Entries from a visual dataset
══════

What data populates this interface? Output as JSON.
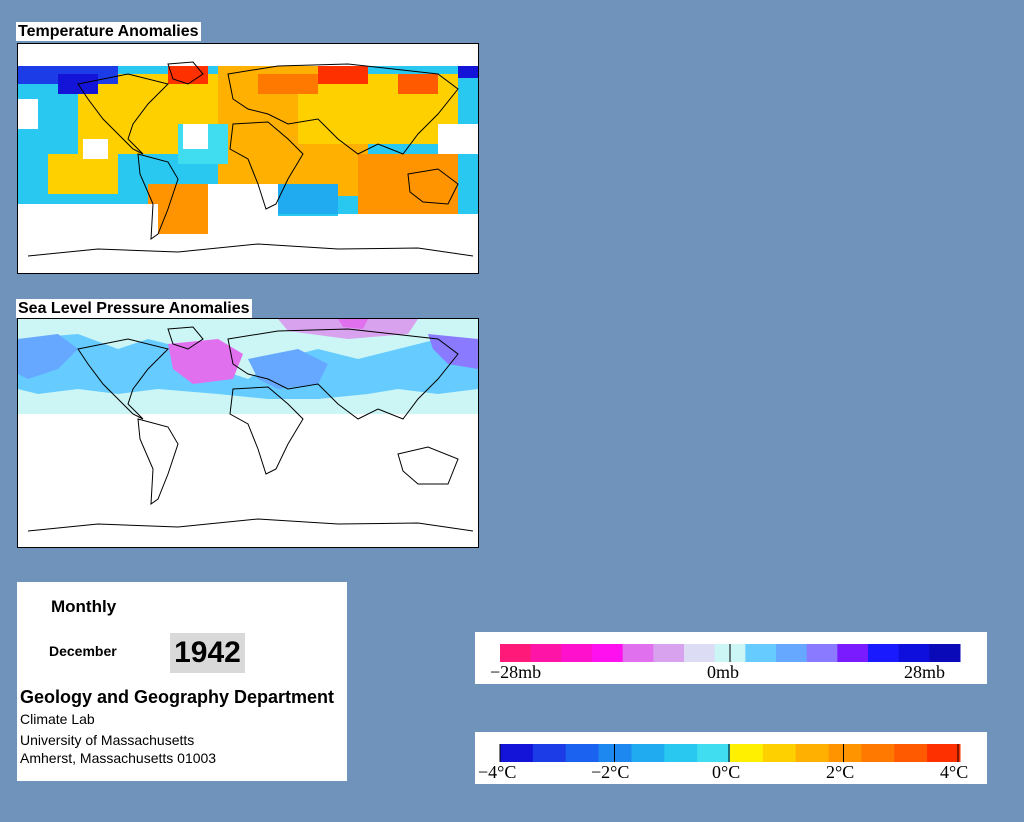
{
  "temperature_map": {
    "title": "Temperature Anomalies"
  },
  "pressure_map": {
    "title": "Sea Level Pressure Anomalies"
  },
  "info": {
    "period": "Monthly",
    "month": "December",
    "year": "1942",
    "department": "Geology and Geography Department",
    "lab": "Climate Lab",
    "university": "University of Massachusetts",
    "address": "Amherst, Massachusetts 01003"
  },
  "pressure_legend": {
    "colors": [
      "#ff1a7a",
      "#ff14a8",
      "#ff10cc",
      "#ff10ee",
      "#e070ee",
      "#d8a2ee",
      "#dcdcf5",
      "#ccf5f5",
      "#66ccff",
      "#66a8ff",
      "#8a7aff",
      "#7a1aff",
      "#1a1aff",
      "#0f0fdd",
      "#0a0ab8"
    ],
    "labels": [
      "−28mb",
      "0mb",
      "28mb"
    ]
  },
  "temperature_legend": {
    "colors": [
      "#1414d8",
      "#1c3ce8",
      "#1c62f0",
      "#1c88f0",
      "#20aaf0",
      "#28c8f0",
      "#40ddf0",
      "#fff000",
      "#ffd000",
      "#ffb000",
      "#ff9400",
      "#ff7800",
      "#ff5a00",
      "#ff3000"
    ],
    "labels": [
      "−4°C",
      "−2°C",
      "0°C",
      "2°C",
      "4°C"
    ]
  }
}
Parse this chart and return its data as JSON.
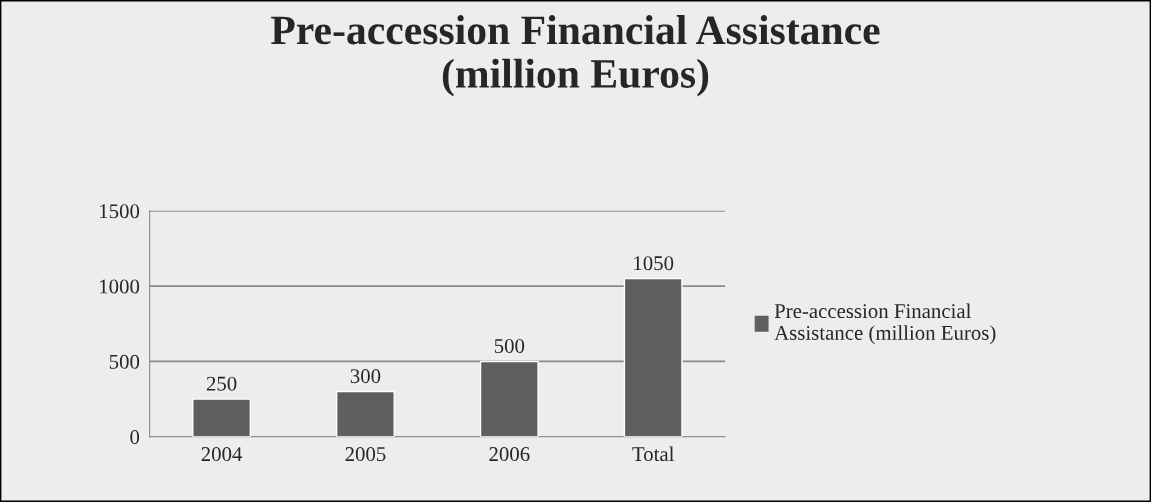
{
  "chart_data": {
    "type": "bar",
    "title": "Pre-accession Financial Assistance\n(million Euros)",
    "categories": [
      "2004",
      "2005",
      "2006",
      "Total"
    ],
    "series": [
      {
        "name": "Pre-accession Financial\nAssistance (million Euros)",
        "color": "#5f5f5f",
        "values": [
          250,
          300,
          500,
          1050
        ]
      }
    ],
    "ylim": [
      0,
      1500
    ],
    "yticks": [
      0,
      500,
      1000,
      1500
    ],
    "grid": "y",
    "legend": "right",
    "data_labels": true
  }
}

══════

GOAL. Copy out each line of the data where the string "Massachusetts" appears.

CORRECT RESPONSE.
    "university": "University of Massachusetts",
    "address": "Amherst, Massachusetts 01003"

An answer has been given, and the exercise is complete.